Task goal>
Repeat every record below exactly as written.
== Records for the exercise ==
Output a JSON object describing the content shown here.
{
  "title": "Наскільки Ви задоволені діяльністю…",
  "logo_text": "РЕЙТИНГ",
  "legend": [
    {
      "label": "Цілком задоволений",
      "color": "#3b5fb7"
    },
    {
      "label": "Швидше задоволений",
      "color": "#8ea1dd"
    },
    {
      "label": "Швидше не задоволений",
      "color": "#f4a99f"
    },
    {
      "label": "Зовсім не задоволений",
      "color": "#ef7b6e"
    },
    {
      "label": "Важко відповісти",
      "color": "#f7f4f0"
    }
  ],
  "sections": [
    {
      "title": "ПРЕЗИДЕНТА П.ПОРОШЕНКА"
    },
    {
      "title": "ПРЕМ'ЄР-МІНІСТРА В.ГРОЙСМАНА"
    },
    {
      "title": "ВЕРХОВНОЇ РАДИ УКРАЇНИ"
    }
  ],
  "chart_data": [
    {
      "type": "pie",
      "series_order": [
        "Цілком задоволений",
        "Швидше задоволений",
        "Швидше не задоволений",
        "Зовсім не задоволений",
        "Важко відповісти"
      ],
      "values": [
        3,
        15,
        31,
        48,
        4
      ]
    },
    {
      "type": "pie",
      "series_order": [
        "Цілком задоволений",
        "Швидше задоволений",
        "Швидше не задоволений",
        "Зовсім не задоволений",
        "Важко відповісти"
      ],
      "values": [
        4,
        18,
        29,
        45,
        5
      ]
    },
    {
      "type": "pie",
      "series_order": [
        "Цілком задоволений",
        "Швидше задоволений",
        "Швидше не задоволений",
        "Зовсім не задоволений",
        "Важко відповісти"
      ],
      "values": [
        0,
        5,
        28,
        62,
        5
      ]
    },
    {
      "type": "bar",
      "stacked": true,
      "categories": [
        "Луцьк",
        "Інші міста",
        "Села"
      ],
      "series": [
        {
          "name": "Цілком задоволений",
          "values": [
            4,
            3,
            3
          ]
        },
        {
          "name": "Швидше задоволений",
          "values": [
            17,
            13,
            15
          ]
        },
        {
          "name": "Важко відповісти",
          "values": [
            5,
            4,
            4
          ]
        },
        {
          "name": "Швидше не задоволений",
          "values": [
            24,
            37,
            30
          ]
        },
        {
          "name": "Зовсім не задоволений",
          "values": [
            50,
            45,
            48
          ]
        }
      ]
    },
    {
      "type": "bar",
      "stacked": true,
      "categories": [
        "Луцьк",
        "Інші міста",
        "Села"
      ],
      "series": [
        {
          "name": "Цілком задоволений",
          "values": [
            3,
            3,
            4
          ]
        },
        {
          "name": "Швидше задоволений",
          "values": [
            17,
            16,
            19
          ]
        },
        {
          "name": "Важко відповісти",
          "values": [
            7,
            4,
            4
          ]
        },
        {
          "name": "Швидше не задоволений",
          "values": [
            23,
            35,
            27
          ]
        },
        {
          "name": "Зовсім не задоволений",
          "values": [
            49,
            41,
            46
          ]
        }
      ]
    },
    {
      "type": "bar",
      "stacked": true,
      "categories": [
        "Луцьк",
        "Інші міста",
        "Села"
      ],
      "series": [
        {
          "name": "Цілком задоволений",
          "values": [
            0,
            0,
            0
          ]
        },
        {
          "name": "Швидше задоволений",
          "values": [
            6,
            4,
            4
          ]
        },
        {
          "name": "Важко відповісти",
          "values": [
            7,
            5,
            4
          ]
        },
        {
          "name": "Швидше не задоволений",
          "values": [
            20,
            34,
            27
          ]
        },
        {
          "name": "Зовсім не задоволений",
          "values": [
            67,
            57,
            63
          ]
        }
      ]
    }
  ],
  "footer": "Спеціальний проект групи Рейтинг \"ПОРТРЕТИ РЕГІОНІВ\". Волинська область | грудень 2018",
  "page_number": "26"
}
===
Final answer>
Output a JSON object describing the content shown here.
{
  "title": "Наскільки Ви задоволені діяльністю…",
  "logo_text": "РЕЙТИНГ",
  "legend": [
    {
      "label": "Цілком задоволений",
      "color": "#3b5fb7"
    },
    {
      "label": "Швидше задоволений",
      "color": "#8ea1dd"
    },
    {
      "label": "Швидше не задоволений",
      "color": "#f4a99f"
    },
    {
      "label": "Зовсім не задоволений",
      "color": "#ef7b6e"
    },
    {
      "label": "Важко відповісти",
      "color": "#f7f4f0"
    }
  ],
  "sections": [
    {
      "title": "ПРЕЗИДЕНТА П.ПОРОШЕНКА"
    },
    {
      "title": "ПРЕМ'ЄР-МІНІСТРА В.ГРОЙСМАНА"
    },
    {
      "title": "ВЕРХОВНОЇ РАДИ УКРАЇНИ"
    }
  ],
  "chart_data": [
    {
      "type": "pie",
      "series_order": [
        "Цілком задоволений",
        "Швидше задоволений",
        "Швидше не задоволений",
        "Зовсім не задоволений",
        "Важко відповісти"
      ],
      "values": [
        3,
        15,
        31,
        48,
        4
      ]
    },
    {
      "type": "pie",
      "series_order": [
        "Цілком задоволений",
        "Швидше задоволений",
        "Швидше не задоволений",
        "Зовсім не задоволений",
        "Важко відповісти"
      ],
      "values": [
        4,
        18,
        29,
        45,
        5
      ]
    },
    {
      "type": "pie",
      "series_order": [
        "Цілком задоволений",
        "Швидше задоволений",
        "Швидше не задоволений",
        "Зовсім не задоволений",
        "Важко відповісти"
      ],
      "values": [
        0,
        5,
        28,
        62,
        5
      ]
    },
    {
      "type": "bar",
      "stacked": true,
      "categories": [
        "Луцьк",
        "Інші міста",
        "Села"
      ],
      "series": [
        {
          "name": "Цілком задоволений",
          "values": [
            4,
            3,
            3
          ]
        },
        {
          "name": "Швидше задоволений",
          "values": [
            17,
            13,
            15
          ]
        },
        {
          "name": "Важко відповісти",
          "values": [
            5,
            4,
            4
          ]
        },
        {
          "name": "Швидше не задоволений",
          "values": [
            24,
            37,
            30
          ]
        },
        {
          "name": "Зовсім не задоволений",
          "values": [
            50,
            45,
            48
          ]
        }
      ]
    },
    {
      "type": "bar",
      "stacked": true,
      "categories": [
        "Луцьк",
        "Інші міста",
        "Села"
      ],
      "series": [
        {
          "name": "Цілком задоволений",
          "values": [
            3,
            3,
            4
          ]
        },
        {
          "name": "Швидше задоволений",
          "values": [
            17,
            16,
            19
          ]
        },
        {
          "name": "Важко відповісти",
          "values": [
            7,
            4,
            4
          ]
        },
        {
          "name": "Швидше не задоволений",
          "values": [
            23,
            35,
            27
          ]
        },
        {
          "name": "Зовсім не задоволений",
          "values": [
            49,
            41,
            46
          ]
        }
      ]
    },
    {
      "type": "bar",
      "stacked": true,
      "categories": [
        "Луцьк",
        "Інші міста",
        "Села"
      ],
      "series": [
        {
          "name": "Цілком задоволений",
          "values": [
            0,
            0,
            0
          ]
        },
        {
          "name": "Швидше задоволений",
          "values": [
            6,
            4,
            4
          ]
        },
        {
          "name": "Важко відповісти",
          "values": [
            7,
            5,
            4
          ]
        },
        {
          "name": "Швидше не задоволений",
          "values": [
            20,
            34,
            27
          ]
        },
        {
          "name": "Зовсім не задоволений",
          "values": [
            67,
            57,
            63
          ]
        }
      ]
    }
  ],
  "footer": "Спеціальний проект групи Рейтинг \"ПОРТРЕТИ РЕГІОНІВ\". Волинська область | грудень 2018",
  "page_number": "26"
}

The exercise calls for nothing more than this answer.